→ DIRECTION:
Copy out every line exactly as given.

[Entries with figure data]
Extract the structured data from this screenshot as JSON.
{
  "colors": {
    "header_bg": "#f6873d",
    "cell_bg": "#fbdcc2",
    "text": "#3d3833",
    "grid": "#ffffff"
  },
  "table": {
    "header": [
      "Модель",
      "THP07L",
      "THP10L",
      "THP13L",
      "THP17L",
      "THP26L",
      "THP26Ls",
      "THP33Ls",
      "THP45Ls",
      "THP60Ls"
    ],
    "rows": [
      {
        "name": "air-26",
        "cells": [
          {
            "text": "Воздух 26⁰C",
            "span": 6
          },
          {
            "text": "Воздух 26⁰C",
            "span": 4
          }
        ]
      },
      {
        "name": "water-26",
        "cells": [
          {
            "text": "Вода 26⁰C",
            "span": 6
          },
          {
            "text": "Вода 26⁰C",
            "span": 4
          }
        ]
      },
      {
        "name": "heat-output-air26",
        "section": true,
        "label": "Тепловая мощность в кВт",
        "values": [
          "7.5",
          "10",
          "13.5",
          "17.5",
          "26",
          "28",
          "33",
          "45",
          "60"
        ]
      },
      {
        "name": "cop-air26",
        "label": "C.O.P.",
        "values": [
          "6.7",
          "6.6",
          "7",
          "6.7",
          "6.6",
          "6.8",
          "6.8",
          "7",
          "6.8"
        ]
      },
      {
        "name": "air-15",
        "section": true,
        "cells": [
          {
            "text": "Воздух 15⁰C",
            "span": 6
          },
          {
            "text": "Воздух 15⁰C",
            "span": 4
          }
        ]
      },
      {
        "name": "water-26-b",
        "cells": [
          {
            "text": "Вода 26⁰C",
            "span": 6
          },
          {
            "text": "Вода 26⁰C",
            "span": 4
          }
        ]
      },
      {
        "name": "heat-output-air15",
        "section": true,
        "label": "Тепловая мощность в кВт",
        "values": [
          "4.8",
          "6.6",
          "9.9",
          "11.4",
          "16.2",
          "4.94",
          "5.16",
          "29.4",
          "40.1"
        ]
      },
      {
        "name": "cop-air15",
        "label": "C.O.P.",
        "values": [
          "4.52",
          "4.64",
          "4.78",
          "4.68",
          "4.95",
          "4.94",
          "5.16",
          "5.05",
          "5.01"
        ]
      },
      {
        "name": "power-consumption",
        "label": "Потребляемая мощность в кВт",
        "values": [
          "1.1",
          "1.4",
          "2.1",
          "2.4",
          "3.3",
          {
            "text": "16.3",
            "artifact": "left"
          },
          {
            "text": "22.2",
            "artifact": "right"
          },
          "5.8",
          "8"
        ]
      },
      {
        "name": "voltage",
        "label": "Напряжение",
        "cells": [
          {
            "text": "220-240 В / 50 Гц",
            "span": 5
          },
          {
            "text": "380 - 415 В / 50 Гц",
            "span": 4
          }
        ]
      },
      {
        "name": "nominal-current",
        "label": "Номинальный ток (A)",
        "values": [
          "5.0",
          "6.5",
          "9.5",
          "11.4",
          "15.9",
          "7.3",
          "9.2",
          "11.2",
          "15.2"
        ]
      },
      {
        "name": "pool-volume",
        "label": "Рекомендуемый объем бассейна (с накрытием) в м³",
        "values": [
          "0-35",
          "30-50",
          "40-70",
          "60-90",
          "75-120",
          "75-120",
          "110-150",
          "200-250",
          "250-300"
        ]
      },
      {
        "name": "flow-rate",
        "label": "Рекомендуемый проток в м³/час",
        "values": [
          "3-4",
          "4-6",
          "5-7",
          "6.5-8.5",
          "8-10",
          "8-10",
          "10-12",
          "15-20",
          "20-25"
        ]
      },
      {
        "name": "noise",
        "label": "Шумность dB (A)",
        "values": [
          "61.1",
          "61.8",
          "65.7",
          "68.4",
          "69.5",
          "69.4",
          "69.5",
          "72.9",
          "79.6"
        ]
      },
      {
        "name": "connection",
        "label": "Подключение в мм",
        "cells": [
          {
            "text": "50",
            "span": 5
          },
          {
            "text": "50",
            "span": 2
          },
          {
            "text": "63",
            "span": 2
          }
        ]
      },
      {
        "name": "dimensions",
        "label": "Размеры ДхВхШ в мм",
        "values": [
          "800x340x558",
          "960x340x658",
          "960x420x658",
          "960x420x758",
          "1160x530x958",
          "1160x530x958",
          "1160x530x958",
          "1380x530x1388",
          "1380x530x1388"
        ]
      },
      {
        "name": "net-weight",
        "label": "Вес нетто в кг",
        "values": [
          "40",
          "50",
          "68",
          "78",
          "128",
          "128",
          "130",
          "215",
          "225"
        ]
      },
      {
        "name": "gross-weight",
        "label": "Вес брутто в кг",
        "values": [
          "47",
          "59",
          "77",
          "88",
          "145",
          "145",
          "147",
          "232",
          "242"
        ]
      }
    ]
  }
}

→ EXERCISE SOLUTION:
Extract the structured data from this screenshot as JSON.
{
  "colors": {
    "header_bg": "#f6873d",
    "cell_bg": "#fbdcc2",
    "text": "#3d3833",
    "grid": "#ffffff"
  },
  "table": {
    "header": [
      "Модель",
      "THP07L",
      "THP10L",
      "THP13L",
      "THP17L",
      "THP26L",
      "THP26Ls",
      "THP33Ls",
      "THP45Ls",
      "THP60Ls"
    ],
    "rows": [
      {
        "name": "air-26",
        "cells": [
          {
            "text": "Воздух 26⁰C",
            "span": 6
          },
          {
            "text": "Воздух 26⁰C",
            "span": 4
          }
        ]
      },
      {
        "name": "water-26",
        "cells": [
          {
            "text": "Вода 26⁰C",
            "span": 6
          },
          {
            "text": "Вода 26⁰C",
            "span": 4
          }
        ]
      },
      {
        "name": "heat-output-air26",
        "section": true,
        "label": "Тепловая мощность в кВт",
        "values": [
          "7.5",
          "10",
          "13.5",
          "17.5",
          "26",
          "28",
          "33",
          "45",
          "60"
        ]
      },
      {
        "name": "cop-air26",
        "label": "C.O.P.",
        "values": [
          "6.7",
          "6.6",
          "7",
          "6.7",
          "6.6",
          "6.8",
          "6.8",
          "7",
          "6.8"
        ]
      },
      {
        "name": "air-15",
        "section": true,
        "cells": [
          {
            "text": "Воздух 15⁰C",
            "span": 6
          },
          {
            "text": "Воздух 15⁰C",
            "span": 4
          }
        ]
      },
      {
        "name": "water-26-b",
        "cells": [
          {
            "text": "Вода 26⁰C",
            "span": 6
          },
          {
            "text": "Вода 26⁰C",
            "span": 4
          }
        ]
      },
      {
        "name": "heat-output-air15",
        "section": true,
        "label": "Тепловая мощность в кВт",
        "values": [
          "4.8",
          "6.6",
          "9.9",
          "11.4",
          "16.2",
          "4.94",
          "5.16",
          "29.4",
          "40.1"
        ]
      },
      {
        "name": "cop-air15",
        "label": "C.O.P.",
        "values": [
          "4.52",
          "4.64",
          "4.78",
          "4.68",
          "4.95",
          "4.94",
          "5.16",
          "5.05",
          "5.01"
        ]
      },
      {
        "name": "power-consumption",
        "label": "Потребляемая мощность в кВт",
        "values": [
          "1.1",
          "1.4",
          "2.1",
          "2.4",
          "3.3",
          {
            "text": "16.3",
            "artifact": "left"
          },
          {
            "text": "22.2",
            "artifact": "right"
          },
          "5.8",
          "8"
        ]
      },
      {
        "name": "voltage",
        "label": "Напряжение",
        "cells": [
          {
            "text": "220-240 В / 50 Гц",
            "span": 5
          },
          {
            "text": "380 - 415 В / 50 Гц",
            "span": 4
          }
        ]
      },
      {
        "name": "nominal-current",
        "label": "Номинальный ток (A)",
        "values": [
          "5.0",
          "6.5",
          "9.5",
          "11.4",
          "15.9",
          "7.3",
          "9.2",
          "11.2",
          "15.2"
        ]
      },
      {
        "name": "pool-volume",
        "label": "Рекомендуемый объем бассейна (с накрытием) в м³",
        "values": [
          "0-35",
          "30-50",
          "40-70",
          "60-90",
          "75-120",
          "75-120",
          "110-150",
          "200-250",
          "250-300"
        ]
      },
      {
        "name": "flow-rate",
        "label": "Рекомендуемый проток в м³/час",
        "values": [
          "3-4",
          "4-6",
          "5-7",
          "6.5-8.5",
          "8-10",
          "8-10",
          "10-12",
          "15-20",
          "20-25"
        ]
      },
      {
        "name": "noise",
        "label": "Шумность dB (A)",
        "values": [
          "61.1",
          "61.8",
          "65.7",
          "68.4",
          "69.5",
          "69.4",
          "69.5",
          "72.9",
          "79.6"
        ]
      },
      {
        "name": "connection",
        "label": "Подключение в мм",
        "cells": [
          {
            "text": "50",
            "span": 5
          },
          {
            "text": "50",
            "span": 2
          },
          {
            "text": "63",
            "span": 2
          }
        ]
      },
      {
        "name": "dimensions",
        "label": "Размеры ДхВхШ в мм",
        "values": [
          "800x340x558",
          "960x340x658",
          "960x420x658",
          "960x420x758",
          "1160x530x958",
          "1160x530x958",
          "1160x530x958",
          "1380x530x1388",
          "1380x530x1388"
        ]
      },
      {
        "name": "net-weight",
        "label": "Вес нетто в кг",
        "values": [
          "40",
          "50",
          "68",
          "78",
          "128",
          "128",
          "130",
          "215",
          "225"
        ]
      },
      {
        "name": "gross-weight",
        "label": "Вес брутто в кг",
        "values": [
          "47",
          "59",
          "77",
          "88",
          "145",
          "145",
          "147",
          "232",
          "242"
        ]
      }
    ]
  }
}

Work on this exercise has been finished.